Written exercise: Below are some records; retype all of them exactly.

The input:
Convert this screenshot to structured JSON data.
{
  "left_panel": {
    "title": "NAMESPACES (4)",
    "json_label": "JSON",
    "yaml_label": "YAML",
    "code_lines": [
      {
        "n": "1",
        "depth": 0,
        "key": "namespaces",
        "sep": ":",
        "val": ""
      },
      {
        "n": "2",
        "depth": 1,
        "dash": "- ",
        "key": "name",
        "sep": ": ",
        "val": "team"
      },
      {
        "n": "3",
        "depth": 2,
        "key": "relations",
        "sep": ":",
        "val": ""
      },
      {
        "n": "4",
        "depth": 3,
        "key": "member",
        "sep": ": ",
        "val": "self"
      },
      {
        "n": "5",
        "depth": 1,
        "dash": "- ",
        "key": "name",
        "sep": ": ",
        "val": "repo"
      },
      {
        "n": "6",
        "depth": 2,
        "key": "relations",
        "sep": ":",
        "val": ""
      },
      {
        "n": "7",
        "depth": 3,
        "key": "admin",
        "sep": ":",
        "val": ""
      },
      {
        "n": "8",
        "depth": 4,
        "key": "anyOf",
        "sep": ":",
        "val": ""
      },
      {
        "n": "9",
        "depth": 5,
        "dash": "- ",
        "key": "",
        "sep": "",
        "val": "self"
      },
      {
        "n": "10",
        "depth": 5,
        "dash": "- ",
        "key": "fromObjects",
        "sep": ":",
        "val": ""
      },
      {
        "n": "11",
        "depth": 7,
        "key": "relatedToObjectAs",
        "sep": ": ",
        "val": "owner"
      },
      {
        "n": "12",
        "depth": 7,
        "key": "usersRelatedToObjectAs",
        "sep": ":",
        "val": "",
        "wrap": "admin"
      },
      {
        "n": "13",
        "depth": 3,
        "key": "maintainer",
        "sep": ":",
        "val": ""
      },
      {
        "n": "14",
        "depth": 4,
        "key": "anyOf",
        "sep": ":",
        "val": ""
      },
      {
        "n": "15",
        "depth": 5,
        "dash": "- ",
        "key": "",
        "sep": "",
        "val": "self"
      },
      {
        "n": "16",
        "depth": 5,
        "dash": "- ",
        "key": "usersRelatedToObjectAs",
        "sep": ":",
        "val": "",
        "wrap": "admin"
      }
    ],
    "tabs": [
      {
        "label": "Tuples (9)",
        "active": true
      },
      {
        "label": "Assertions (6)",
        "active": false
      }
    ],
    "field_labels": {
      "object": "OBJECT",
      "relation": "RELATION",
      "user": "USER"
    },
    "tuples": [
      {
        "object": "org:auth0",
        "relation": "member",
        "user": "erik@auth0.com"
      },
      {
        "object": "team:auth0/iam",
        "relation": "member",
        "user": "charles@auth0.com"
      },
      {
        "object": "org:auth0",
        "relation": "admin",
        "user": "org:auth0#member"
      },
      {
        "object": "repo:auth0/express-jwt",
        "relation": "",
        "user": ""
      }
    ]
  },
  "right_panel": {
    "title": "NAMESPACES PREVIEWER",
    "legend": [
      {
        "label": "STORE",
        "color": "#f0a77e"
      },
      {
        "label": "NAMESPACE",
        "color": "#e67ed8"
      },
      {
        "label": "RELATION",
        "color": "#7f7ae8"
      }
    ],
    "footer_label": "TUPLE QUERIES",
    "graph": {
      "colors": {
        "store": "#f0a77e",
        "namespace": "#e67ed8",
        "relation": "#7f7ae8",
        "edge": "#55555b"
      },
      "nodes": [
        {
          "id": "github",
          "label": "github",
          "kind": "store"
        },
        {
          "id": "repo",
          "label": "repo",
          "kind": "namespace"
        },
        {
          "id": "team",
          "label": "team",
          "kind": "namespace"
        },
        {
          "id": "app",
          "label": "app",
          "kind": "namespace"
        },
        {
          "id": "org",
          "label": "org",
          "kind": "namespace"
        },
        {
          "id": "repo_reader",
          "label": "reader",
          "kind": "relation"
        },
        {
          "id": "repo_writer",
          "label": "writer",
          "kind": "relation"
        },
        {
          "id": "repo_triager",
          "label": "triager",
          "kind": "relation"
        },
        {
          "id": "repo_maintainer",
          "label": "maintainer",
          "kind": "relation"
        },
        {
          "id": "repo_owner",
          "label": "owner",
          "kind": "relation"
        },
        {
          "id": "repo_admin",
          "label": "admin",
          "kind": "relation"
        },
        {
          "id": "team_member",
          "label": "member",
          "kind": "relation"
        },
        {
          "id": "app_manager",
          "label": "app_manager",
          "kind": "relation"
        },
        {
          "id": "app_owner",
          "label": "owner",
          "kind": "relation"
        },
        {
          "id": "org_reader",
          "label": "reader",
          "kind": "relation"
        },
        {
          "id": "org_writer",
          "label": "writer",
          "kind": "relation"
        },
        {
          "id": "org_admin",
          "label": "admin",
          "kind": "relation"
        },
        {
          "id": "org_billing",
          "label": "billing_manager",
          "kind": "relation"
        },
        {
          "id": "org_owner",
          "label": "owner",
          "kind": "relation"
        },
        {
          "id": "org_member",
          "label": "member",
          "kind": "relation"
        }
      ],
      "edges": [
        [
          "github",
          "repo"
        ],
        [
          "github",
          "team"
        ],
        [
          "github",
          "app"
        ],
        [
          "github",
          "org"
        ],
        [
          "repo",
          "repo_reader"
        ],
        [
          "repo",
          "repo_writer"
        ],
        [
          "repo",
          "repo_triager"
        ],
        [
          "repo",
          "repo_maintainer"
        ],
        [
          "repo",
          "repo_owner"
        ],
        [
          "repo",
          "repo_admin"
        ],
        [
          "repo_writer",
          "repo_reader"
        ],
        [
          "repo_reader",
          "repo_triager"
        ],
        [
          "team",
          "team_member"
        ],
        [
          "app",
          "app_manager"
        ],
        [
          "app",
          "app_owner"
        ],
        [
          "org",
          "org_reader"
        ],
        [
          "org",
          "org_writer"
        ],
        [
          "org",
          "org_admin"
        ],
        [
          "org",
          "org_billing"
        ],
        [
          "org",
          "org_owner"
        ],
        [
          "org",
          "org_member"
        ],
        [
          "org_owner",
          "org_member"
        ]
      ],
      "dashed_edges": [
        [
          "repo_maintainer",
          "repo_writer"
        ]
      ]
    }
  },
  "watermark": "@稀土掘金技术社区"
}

Result:
Convert this screenshot to structured JSON data.
{
  "left_panel": {
    "title": "NAMESPACES (4)",
    "json_label": "JSON",
    "yaml_label": "YAML",
    "code_lines": [
      {
        "n": "1",
        "depth": 0,
        "key": "namespaces",
        "sep": ":",
        "val": ""
      },
      {
        "n": "2",
        "depth": 1,
        "dash": "- ",
        "key": "name",
        "sep": ": ",
        "val": "team"
      },
      {
        "n": "3",
        "depth": 2,
        "key": "relations",
        "sep": ":",
        "val": ""
      },
      {
        "n": "4",
        "depth": 3,
        "key": "member",
        "sep": ": ",
        "val": "self"
      },
      {
        "n": "5",
        "depth": 1,
        "dash": "- ",
        "key": "name",
        "sep": ": ",
        "val": "repo"
      },
      {
        "n": "6",
        "depth": 2,
        "key": "relations",
        "sep": ":",
        "val": ""
      },
      {
        "n": "7",
        "depth": 3,
        "key": "admin",
        "sep": ":",
        "val": ""
      },
      {
        "n": "8",
        "depth": 4,
        "key": "anyOf",
        "sep": ":",
        "val": ""
      },
      {
        "n": "9",
        "depth": 5,
        "dash": "- ",
        "key": "",
        "sep": "",
        "val": "self"
      },
      {
        "n": "10",
        "depth": 5,
        "dash": "- ",
        "key": "fromObjects",
        "sep": ":",
        "val": ""
      },
      {
        "n": "11",
        "depth": 7,
        "key": "relatedToObjectAs",
        "sep": ": ",
        "val": "owner"
      },
      {
        "n": "12",
        "depth": 7,
        "key": "usersRelatedToObjectAs",
        "sep": ":",
        "val": "",
        "wrap": "admin"
      },
      {
        "n": "13",
        "depth": 3,
        "key": "maintainer",
        "sep": ":",
        "val": ""
      },
      {
        "n": "14",
        "depth": 4,
        "key": "anyOf",
        "sep": ":",
        "val": ""
      },
      {
        "n": "15",
        "depth": 5,
        "dash": "- ",
        "key": "",
        "sep": "",
        "val": "self"
      },
      {
        "n": "16",
        "depth": 5,
        "dash": "- ",
        "key": "usersRelatedToObjectAs",
        "sep": ":",
        "val": "",
        "wrap": "admin"
      }
    ],
    "tabs": [
      {
        "label": "Tuples (9)",
        "active": true
      },
      {
        "label": "Assertions (6)",
        "active": false
      }
    ],
    "field_labels": {
      "object": "OBJECT",
      "relation": "RELATION",
      "user": "USER"
    },
    "tuples": [
      {
        "object": "org:auth0",
        "relation": "member",
        "user": "erik@auth0.com"
      },
      {
        "object": "team:auth0/iam",
        "relation": "member",
        "user": "charles@auth0.com"
      },
      {
        "object": "org:auth0",
        "relation": "admin",
        "user": "org:auth0#member"
      },
      {
        "object": "repo:auth0/express-jwt",
        "relation": "",
        "user": ""
      }
    ]
  },
  "right_panel": {
    "title": "NAMESPACES PREVIEWER",
    "legend": [
      {
        "label": "STORE",
        "color": "#f0a77e"
      },
      {
        "label": "NAMESPACE",
        "color": "#e67ed8"
      },
      {
        "label": "RELATION",
        "color": "#7f7ae8"
      }
    ],
    "footer_label": "TUPLE QUERIES",
    "graph": {
      "colors": {
        "store": "#f0a77e",
        "namespace": "#e67ed8",
        "relation": "#7f7ae8",
        "edge": "#55555b"
      },
      "nodes": [
        {
          "id": "github",
          "label": "github",
          "kind": "store"
        },
        {
          "id": "repo",
          "label": "repo",
          "kind": "namespace"
        },
        {
          "id": "team",
          "label": "team",
          "kind": "namespace"
        },
        {
          "id": "app",
          "label": "app",
          "kind": "namespace"
        },
        {
          "id": "org",
          "label": "org",
          "kind": "namespace"
        },
        {
          "id": "repo_reader",
          "label": "reader",
          "kind": "relation"
        },
        {
          "id": "repo_writer",
          "label": "writer",
          "kind": "relation"
        },
        {
          "id": "repo_triager",
          "label": "triager",
          "kind": "relation"
        },
        {
          "id": "repo_maintainer",
          "label": "maintainer",
          "kind": "relation"
        },
        {
          "id": "repo_owner",
          "label": "owner",
          "kind": "relation"
        },
        {
          "id": "repo_admin",
          "label": "admin",
          "kind": "relation"
        },
        {
          "id": "team_member",
          "label": "member",
          "kind": "relation"
        },
        {
          "id": "app_manager",
          "label": "app_manager",
          "kind": "relation"
        },
        {
          "id": "app_owner",
          "label": "owner",
          "kind": "relation"
        },
        {
          "id": "org_reader",
          "label": "reader",
          "kind": "relation"
        },
        {
          "id": "org_writer",
          "label": "writer",
          "kind": "relation"
        },
        {
          "id": "org_admin",
          "label": "admin",
          "kind": "relation"
        },
        {
          "id": "org_billing",
          "label": "billing_manager",
          "kind": "relation"
        },
        {
          "id": "org_owner",
          "label": "owner",
          "kind": "relation"
        },
        {
          "id": "org_member",
          "label": "member",
          "kind": "relation"
        }
      ],
      "edges": [
        [
          "github",
          "repo"
        ],
        [
          "github",
          "team"
        ],
        [
          "github",
          "app"
        ],
        [
          "github",
          "org"
        ],
        [
          "repo",
          "repo_reader"
        ],
        [
          "repo",
          "repo_writer"
        ],
        [
          "repo",
          "repo_triager"
        ],
        [
          "repo",
          "repo_maintainer"
        ],
        [
          "repo",
          "repo_owner"
        ],
        [
          "repo",
          "repo_admin"
        ],
        [
          "repo_writer",
          "repo_reader"
        ],
        [
          "repo_reader",
          "repo_triager"
        ],
        [
          "team",
          "team_member"
        ],
        [
          "app",
          "app_manager"
        ],
        [
          "app",
          "app_owner"
        ],
        [
          "org",
          "org_reader"
        ],
        [
          "org",
          "org_writer"
        ],
        [
          "org",
          "org_admin"
        ],
        [
          "org",
          "org_billing"
        ],
        [
          "org",
          "org_owner"
        ],
        [
          "org",
          "org_member"
        ],
        [
          "org_owner",
          "org_member"
        ]
      ],
      "dashed_edges": [
        [
          "repo_maintainer",
          "repo_writer"
        ]
      ]
    }
  },
  "watermark": "@稀土掘金技术社区"
}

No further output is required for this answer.